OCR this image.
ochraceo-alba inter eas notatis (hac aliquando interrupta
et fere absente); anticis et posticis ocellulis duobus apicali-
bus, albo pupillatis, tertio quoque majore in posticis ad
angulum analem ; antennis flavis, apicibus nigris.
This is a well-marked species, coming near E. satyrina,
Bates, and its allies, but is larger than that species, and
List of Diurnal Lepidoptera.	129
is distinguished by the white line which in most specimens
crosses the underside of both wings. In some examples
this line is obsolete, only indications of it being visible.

WHAT TO PRODUCE –
Retype all of the data shown above, word for word.

REPLY TO THE EXERCISE –
OCR this image.
ochraceo-alba inter eas notatis (hac aliquando interrupta
et fere absente); anticis et posticis ocellulis duobus apicali-
bus, albo pupillatis, tertio quoque majore in posticis ad
angulum analem ; antennis flavis, apicibus nigris.
This is a well-marked species, coming near E. satyrina,
Bates, and its allies, but is larger than that species, and
List of Diurnal Lepidoptera.	129
is distinguished by the white line which in most specimens
crosses the underside of both wings. In some examples
this line is obsolete, only indications of it being visible.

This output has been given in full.